• WHAT YOU SHOULD DO:
Write out the material below again, unchanged.

• SUPPLIED INFORMATION:
++++
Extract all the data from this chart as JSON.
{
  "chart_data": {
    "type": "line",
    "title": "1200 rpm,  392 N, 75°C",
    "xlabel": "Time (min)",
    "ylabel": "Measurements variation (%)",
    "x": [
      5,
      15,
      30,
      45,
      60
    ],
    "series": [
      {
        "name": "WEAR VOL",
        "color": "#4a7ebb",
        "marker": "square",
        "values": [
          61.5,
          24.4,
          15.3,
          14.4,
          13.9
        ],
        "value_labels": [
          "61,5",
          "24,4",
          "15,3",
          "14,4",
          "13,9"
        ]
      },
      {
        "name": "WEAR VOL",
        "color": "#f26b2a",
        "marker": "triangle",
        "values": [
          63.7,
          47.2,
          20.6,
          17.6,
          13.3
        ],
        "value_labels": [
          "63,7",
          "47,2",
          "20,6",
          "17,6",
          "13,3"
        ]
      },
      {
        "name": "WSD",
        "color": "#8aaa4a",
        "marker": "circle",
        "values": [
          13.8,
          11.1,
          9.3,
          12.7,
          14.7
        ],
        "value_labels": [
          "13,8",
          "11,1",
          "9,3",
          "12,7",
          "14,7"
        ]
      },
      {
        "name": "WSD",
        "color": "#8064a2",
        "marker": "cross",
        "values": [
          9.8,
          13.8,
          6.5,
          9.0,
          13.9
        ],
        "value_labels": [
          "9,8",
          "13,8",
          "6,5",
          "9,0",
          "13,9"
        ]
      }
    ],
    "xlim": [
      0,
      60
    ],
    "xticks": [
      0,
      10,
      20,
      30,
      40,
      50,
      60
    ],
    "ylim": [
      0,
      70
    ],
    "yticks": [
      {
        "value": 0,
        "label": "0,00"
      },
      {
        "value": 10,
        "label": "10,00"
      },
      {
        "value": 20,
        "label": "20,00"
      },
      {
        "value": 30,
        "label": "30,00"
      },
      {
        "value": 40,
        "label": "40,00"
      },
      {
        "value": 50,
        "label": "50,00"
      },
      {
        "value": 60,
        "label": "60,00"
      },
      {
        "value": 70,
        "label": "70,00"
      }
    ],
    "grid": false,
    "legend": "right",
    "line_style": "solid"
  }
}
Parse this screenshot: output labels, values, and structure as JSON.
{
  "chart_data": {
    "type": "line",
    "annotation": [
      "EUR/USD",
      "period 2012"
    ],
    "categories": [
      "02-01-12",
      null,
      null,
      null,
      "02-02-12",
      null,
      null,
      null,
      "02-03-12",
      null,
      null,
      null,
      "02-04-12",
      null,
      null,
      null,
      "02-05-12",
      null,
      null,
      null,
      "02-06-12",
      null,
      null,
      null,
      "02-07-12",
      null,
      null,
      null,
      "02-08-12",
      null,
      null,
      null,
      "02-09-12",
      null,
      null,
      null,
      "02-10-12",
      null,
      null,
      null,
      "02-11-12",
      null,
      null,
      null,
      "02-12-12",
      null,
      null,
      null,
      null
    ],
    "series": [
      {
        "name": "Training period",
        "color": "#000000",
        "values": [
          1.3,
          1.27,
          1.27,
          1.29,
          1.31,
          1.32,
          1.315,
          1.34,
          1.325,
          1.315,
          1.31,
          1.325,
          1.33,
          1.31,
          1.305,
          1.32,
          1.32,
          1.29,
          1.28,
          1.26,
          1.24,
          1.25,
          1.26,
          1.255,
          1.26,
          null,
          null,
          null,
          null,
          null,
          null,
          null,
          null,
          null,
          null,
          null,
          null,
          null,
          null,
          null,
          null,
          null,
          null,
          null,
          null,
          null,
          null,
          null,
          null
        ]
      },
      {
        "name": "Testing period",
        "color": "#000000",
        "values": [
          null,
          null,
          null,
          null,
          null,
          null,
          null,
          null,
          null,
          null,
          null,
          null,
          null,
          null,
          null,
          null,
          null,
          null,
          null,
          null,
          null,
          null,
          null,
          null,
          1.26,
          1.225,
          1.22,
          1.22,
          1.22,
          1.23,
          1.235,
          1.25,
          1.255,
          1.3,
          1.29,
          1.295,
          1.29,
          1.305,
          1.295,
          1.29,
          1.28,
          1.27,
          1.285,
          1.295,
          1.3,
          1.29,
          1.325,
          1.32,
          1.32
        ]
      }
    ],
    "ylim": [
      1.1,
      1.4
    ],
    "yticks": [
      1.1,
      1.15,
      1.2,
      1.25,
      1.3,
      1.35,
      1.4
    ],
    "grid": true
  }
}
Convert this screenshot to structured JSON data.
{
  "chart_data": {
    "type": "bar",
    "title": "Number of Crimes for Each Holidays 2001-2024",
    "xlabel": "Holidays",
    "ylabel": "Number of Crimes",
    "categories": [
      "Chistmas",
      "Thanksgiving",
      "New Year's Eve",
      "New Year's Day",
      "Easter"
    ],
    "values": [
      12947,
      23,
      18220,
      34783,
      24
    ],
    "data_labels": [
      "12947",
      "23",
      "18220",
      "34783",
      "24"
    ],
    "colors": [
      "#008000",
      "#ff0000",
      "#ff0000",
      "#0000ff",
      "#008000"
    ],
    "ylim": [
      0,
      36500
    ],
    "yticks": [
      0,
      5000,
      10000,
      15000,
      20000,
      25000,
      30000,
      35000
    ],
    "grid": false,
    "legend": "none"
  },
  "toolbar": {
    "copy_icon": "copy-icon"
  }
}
++++
• RESULT:
Extract all the data from this chart as JSON.
{
  "chart_data": {
    "type": "line",
    "title": "1200 rpm,  392 N, 75°C",
    "xlabel": "Time (min)",
    "ylabel": "Measurements variation (%)",
    "x": [
      5,
      15,
      30,
      45,
      60
    ],
    "series": [
      {
        "name": "WEAR VOL",
        "color": "#4a7ebb",
        "marker": "square",
        "values": [
          61.5,
          24.4,
          15.3,
          14.4,
          13.9
        ],
        "value_labels": [
          "61,5",
          "24,4",
          "15,3",
          "14,4",
          "13,9"
        ]
      },
      {
        "name": "WEAR VOL",
        "color": "#f26b2a",
        "marker": "triangle",
        "values": [
          63.7,
          47.2,
          20.6,
          17.6,
          13.3
        ],
        "value_labels": [
          "63,7",
          "47,2",
          "20,6",
          "17,6",
          "13,3"
        ]
      },
      {
        "name": "WSD",
        "color": "#8aaa4a",
        "marker": "circle",
        "values": [
          13.8,
          11.1,
          9.3,
          12.7,
          14.7
        ],
        "value_labels": [
          "13,8",
          "11,1",
          "9,3",
          "12,7",
          "14,7"
        ]
      },
      {
        "name": "WSD",
        "color": "#8064a2",
        "marker": "cross",
        "values": [
          9.8,
          13.8,
          6.5,
          9.0,
          13.9
        ],
        "value_labels": [
          "9,8",
          "13,8",
          "6,5",
          "9,0",
          "13,9"
        ]
      }
    ],
    "xlim": [
      0,
      60
    ],
    "xticks": [
      0,
      10,
      20,
      30,
      40,
      50,
      60
    ],
    "ylim": [
      0,
      70
    ],
    "yticks": [
      {
        "value": 0,
        "label": "0,00"
      },
      {
        "value": 10,
        "label": "10,00"
      },
      {
        "value": 20,
        "label": "20,00"
      },
      {
        "value": 30,
        "label": "30,00"
      },
      {
        "value": 40,
        "label": "40,00"
      },
      {
        "value": 50,
        "label": "50,00"
      },
      {
        "value": 60,
        "label": "60,00"
      },
      {
        "value": 70,
        "label": "70,00"
      }
    ],
    "grid": false,
    "legend": "right",
    "line_style": "solid"
  }
}
Parse this screenshot: output labels, values, and structure as JSON.
{
  "chart_data": {
    "type": "line",
    "annotation": [
      "EUR/USD",
      "period 2012"
    ],
    "categories": [
      "02-01-12",
      null,
      null,
      null,
      "02-02-12",
      null,
      null,
      null,
      "02-03-12",
      null,
      null,
      null,
      "02-04-12",
      null,
      null,
      null,
      "02-05-12",
      null,
      null,
      null,
      "02-06-12",
      null,
      null,
      null,
      "02-07-12",
      null,
      null,
      null,
      "02-08-12",
      null,
      null,
      null,
      "02-09-12",
      null,
      null,
      null,
      "02-10-12",
      null,
      null,
      null,
      "02-11-12",
      null,
      null,
      null,
      "02-12-12",
      null,
      null,
      null,
      null
    ],
    "series": [
      {
        "name": "Training period",
        "color": "#000000",
        "values": [
          1.3,
          1.27,
          1.27,
          1.29,
          1.31,
          1.32,
          1.315,
          1.34,
          1.325,
          1.315,
          1.31,
          1.325,
          1.33,
          1.31,
          1.305,
          1.32,
          1.32,
          1.29,
          1.28,
          1.26,
          1.24,
          1.25,
          1.26,
          1.255,
          1.26,
          null,
          null,
          null,
          null,
          null,
          null,
          null,
          null,
          null,
          null,
          null,
          null,
          null,
          null,
          null,
          null,
          null,
          null,
          null,
          null,
          null,
          null,
          null,
          null
        ]
      },
      {
        "name": "Testing period",
        "color": "#000000",
        "values": [
          null,
          null,
          null,
          null,
          null,
          null,
          null,
          null,
          null,
          null,
          null,
          null,
          null,
          null,
          null,
          null,
          null,
          null,
          null,
          null,
          null,
          null,
          null,
          null,
          1.26,
          1.225,
          1.22,
          1.22,
          1.22,
          1.23,
          1.235,
          1.25,
          1.255,
          1.3,
          1.29,
          1.295,
          1.29,
          1.305,
          1.295,
          1.29,
          1.28,
          1.27,
          1.285,
          1.295,
          1.3,
          1.29,
          1.325,
          1.32,
          1.32
        ]
      }
    ],
    "ylim": [
      1.1,
      1.4
    ],
    "yticks": [
      1.1,
      1.15,
      1.2,
      1.25,
      1.3,
      1.35,
      1.4
    ],
    "grid": true
  }
}
Convert this screenshot to structured JSON data.
{
  "chart_data": {
    "type": "bar",
    "title": "Number of Crimes for Each Holidays 2001-2024",
    "xlabel": "Holidays",
    "ylabel": "Number of Crimes",
    "categories": [
      "Chistmas",
      "Thanksgiving",
      "New Year's Eve",
      "New Year's Day",
      "Easter"
    ],
    "values": [
      12947,
      23,
      18220,
      34783,
      24
    ],
    "data_labels": [
      "12947",
      "23",
      "18220",
      "34783",
      "24"
    ],
    "colors": [
      "#008000",
      "#ff0000",
      "#ff0000",
      "#0000ff",
      "#008000"
    ],
    "ylim": [
      0,
      36500
    ],
    "yticks": [
      0,
      5000,
      10000,
      15000,
      20000,
      25000,
      30000,
      35000
    ],
    "grid": false,
    "legend": "none"
  },
  "toolbar": {
    "copy_icon": "copy-icon"
  }
}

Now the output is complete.